━━━━━ Information given

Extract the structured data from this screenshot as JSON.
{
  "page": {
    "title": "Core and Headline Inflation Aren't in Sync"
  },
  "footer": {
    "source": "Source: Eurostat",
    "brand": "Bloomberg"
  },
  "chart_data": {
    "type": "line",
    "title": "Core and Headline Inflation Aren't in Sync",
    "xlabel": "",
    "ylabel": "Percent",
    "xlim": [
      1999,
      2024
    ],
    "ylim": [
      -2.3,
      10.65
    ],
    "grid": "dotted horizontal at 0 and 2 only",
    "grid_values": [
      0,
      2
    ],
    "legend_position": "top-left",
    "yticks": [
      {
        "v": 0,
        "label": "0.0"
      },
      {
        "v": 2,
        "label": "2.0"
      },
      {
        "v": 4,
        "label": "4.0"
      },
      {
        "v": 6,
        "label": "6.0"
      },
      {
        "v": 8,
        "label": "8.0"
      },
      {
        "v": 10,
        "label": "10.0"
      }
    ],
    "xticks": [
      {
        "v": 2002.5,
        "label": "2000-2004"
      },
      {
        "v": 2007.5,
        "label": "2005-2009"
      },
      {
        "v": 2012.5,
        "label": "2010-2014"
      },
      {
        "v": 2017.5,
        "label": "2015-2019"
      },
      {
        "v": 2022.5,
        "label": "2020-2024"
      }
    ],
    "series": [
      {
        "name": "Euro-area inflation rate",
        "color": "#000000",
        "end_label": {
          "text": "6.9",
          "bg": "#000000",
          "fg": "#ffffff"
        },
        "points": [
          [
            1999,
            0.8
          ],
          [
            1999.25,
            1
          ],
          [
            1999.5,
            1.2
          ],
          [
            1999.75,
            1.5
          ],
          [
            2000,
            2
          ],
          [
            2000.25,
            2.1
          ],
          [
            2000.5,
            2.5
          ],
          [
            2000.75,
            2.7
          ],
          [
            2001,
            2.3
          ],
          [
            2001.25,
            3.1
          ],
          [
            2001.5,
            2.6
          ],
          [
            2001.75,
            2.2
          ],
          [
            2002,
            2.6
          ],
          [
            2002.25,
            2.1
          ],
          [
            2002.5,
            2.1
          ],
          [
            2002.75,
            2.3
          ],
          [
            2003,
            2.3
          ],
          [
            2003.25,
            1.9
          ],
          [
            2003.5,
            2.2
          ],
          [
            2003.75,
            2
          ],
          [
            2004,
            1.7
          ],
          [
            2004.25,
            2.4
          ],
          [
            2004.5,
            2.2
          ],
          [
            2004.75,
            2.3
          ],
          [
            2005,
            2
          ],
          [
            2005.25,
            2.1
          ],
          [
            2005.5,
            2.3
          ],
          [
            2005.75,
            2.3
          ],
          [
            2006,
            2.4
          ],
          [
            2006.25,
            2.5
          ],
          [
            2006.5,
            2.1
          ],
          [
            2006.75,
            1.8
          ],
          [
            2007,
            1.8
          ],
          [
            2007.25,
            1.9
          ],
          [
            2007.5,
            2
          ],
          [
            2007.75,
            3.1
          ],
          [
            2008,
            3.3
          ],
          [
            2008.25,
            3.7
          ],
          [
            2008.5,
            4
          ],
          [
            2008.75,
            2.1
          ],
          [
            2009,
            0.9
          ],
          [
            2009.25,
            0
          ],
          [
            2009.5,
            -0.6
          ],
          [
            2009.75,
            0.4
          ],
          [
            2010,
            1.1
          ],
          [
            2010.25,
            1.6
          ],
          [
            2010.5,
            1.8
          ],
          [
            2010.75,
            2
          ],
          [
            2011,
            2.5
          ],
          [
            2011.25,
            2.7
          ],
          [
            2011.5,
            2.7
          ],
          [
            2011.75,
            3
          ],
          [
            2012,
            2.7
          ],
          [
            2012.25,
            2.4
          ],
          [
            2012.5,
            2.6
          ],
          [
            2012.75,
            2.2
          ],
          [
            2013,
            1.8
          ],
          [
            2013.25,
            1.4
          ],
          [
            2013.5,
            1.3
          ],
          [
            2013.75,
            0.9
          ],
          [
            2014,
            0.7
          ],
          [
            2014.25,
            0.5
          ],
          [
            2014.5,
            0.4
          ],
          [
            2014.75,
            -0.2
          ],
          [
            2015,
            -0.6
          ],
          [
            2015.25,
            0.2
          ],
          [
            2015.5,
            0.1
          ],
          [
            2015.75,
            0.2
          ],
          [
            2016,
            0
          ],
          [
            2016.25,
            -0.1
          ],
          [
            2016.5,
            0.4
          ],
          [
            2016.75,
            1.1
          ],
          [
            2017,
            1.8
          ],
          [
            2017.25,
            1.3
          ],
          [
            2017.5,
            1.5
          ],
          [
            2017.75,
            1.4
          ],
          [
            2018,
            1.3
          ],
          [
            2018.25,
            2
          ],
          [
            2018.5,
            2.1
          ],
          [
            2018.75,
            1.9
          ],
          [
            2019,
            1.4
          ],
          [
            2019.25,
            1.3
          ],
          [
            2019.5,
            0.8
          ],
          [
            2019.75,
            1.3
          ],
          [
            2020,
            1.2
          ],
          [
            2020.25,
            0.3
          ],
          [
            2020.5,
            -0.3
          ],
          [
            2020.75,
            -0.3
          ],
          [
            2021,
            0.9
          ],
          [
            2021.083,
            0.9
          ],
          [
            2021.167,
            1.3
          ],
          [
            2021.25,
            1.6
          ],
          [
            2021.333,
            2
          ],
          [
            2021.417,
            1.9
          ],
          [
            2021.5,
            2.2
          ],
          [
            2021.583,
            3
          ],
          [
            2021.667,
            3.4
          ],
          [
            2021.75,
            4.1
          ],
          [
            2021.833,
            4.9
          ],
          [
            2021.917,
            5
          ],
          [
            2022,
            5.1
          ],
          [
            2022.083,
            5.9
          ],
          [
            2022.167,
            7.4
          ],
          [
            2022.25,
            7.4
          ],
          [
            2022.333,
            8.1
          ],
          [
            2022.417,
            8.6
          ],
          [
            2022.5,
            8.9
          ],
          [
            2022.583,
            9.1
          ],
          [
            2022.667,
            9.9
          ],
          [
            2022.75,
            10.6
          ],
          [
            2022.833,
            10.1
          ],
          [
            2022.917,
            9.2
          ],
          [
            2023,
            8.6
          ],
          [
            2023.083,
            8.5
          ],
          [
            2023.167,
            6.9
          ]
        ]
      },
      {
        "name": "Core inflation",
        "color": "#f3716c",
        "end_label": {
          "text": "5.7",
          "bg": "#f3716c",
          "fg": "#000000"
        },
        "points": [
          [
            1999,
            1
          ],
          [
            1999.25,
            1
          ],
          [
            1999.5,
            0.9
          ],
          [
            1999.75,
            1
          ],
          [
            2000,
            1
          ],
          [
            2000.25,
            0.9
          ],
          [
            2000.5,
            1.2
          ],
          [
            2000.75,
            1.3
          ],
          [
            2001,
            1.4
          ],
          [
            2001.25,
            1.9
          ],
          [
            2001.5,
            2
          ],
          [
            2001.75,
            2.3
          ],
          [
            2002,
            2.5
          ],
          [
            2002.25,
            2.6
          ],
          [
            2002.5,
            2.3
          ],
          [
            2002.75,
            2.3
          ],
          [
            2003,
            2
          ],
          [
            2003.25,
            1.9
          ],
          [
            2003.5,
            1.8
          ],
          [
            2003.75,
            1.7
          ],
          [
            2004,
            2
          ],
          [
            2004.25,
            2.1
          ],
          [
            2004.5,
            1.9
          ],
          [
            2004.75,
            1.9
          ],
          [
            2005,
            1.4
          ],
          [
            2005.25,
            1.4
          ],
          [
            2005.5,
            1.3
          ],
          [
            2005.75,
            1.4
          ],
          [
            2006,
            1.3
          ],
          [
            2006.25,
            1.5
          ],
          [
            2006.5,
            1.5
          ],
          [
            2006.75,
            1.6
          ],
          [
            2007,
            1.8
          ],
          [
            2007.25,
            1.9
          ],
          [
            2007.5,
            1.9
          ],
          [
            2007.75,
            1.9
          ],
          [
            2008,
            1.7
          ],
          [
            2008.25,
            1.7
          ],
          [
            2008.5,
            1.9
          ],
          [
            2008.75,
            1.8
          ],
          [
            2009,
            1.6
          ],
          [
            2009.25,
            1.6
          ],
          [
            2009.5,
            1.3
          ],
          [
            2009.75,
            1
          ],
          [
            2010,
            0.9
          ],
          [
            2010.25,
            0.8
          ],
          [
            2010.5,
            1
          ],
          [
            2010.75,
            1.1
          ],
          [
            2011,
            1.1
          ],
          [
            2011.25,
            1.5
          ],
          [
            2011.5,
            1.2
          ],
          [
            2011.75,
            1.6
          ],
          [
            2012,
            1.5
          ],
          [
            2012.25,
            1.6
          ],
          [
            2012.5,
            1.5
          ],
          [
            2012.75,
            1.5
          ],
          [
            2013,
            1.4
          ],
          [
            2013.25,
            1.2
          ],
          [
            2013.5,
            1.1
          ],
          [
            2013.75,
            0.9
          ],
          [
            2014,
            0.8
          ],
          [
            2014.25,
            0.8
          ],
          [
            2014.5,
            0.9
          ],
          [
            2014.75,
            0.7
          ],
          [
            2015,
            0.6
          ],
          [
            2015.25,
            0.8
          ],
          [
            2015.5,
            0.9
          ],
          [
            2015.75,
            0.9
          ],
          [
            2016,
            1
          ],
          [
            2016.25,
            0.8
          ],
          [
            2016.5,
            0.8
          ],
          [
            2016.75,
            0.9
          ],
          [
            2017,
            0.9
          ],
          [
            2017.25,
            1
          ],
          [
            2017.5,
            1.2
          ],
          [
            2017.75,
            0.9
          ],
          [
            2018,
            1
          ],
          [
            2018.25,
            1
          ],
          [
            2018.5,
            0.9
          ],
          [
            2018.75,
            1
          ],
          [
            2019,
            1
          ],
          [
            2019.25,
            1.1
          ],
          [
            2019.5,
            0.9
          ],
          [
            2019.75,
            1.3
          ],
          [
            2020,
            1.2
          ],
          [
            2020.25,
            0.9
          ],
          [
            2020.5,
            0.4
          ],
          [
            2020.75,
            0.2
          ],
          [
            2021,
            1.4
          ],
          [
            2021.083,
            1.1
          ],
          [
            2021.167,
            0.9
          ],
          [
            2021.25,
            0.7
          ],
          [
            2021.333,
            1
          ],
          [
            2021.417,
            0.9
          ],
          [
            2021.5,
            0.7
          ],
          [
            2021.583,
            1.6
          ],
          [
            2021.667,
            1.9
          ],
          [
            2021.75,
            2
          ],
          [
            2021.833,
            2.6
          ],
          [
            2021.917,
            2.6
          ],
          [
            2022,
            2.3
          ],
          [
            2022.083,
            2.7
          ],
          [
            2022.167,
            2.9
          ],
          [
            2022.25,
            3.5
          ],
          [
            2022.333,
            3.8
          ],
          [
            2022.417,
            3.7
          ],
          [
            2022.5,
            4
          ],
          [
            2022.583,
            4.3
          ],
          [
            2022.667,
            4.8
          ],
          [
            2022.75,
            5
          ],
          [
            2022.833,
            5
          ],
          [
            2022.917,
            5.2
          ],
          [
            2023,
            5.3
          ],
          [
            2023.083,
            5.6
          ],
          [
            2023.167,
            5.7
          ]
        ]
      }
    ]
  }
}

━━━━━━━━━━

> _What you are asked to do_
All lines above containing the string "Aren" are to be collected.

> _Exercise output_
    "title": "Core and Headline Inflation Aren't in Sync"
    "title": "Core and Headline Inflation Aren't in Sync",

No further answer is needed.